* [Short exercise]:
Output the rows from the start of the records through the line containing "Line: SHF1: SHF1 <box>77 88 614 363</box>", inclusive, as a Markdown table with the columns Index and Content. Give each row a number and leave out blank lines.

* [Extracted data]:

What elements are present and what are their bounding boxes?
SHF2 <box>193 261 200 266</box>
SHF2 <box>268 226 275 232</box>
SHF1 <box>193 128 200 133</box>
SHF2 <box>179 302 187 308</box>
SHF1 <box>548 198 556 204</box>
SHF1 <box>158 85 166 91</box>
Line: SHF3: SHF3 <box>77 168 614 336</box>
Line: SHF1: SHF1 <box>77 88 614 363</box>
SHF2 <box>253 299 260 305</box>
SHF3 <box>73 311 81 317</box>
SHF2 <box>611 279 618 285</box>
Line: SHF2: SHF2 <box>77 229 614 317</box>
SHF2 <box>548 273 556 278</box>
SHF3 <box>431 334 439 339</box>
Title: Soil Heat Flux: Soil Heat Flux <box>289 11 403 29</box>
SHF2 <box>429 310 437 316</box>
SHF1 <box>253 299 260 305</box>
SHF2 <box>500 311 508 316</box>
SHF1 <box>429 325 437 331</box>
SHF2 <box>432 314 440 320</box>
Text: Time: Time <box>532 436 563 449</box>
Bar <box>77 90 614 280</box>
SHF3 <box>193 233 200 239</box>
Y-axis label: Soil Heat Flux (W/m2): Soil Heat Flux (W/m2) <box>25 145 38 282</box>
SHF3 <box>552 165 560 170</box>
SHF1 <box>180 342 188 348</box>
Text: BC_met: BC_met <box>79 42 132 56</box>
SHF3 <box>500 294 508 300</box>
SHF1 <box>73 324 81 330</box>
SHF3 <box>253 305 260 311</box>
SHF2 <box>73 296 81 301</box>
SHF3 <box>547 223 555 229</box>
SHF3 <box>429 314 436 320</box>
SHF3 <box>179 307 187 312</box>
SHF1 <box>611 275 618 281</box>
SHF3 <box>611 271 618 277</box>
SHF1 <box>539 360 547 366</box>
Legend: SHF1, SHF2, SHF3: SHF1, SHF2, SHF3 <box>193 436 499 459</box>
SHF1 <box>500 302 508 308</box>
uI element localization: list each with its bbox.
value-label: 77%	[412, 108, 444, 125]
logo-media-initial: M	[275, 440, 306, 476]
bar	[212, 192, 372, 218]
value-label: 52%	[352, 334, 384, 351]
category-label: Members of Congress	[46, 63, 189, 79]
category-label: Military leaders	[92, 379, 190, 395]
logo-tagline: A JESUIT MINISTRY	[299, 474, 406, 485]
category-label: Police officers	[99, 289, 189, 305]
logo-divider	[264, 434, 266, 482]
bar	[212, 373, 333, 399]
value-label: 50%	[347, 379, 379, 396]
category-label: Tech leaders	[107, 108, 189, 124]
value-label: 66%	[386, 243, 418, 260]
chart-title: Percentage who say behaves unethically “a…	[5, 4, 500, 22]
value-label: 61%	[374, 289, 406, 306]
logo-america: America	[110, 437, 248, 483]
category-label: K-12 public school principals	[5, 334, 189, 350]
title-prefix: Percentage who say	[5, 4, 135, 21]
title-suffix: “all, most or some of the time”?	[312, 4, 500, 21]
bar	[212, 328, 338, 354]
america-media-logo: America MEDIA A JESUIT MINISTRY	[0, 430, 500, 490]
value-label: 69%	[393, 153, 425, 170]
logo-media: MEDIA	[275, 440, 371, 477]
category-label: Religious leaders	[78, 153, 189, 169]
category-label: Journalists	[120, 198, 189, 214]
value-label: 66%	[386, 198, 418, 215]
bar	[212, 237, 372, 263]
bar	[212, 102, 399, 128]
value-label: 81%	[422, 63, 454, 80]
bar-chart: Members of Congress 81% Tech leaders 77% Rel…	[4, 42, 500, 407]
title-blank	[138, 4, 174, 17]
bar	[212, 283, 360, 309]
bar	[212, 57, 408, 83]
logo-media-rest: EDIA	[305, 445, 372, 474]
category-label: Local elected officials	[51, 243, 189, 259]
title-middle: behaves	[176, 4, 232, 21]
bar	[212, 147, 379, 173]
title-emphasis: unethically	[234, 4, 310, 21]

* [Final result]:
| Index | Content |
|---|---|
| 1 | What elements are present and what are their bounding boxes? |
| 2 | SHF2 <box>193 261 200 266</box> |
| 3 | SHF2 <box>268 226 275 232</box> |
| 4 | SHF1 <box>193 128 200 133</box> |
| 5 | SHF2 <box>179 302 187 308</box> |
| 6 | SHF1 <box>548 198 556 204</box> |
| 7 | SHF1 <box>158 85 166 91</box> |
| 8 | Line: SHF3: SHF3 <box>77 168 614 336</box> |
| 9 | Line: SHF1: SHF1 <box>77 88 614 363</box> |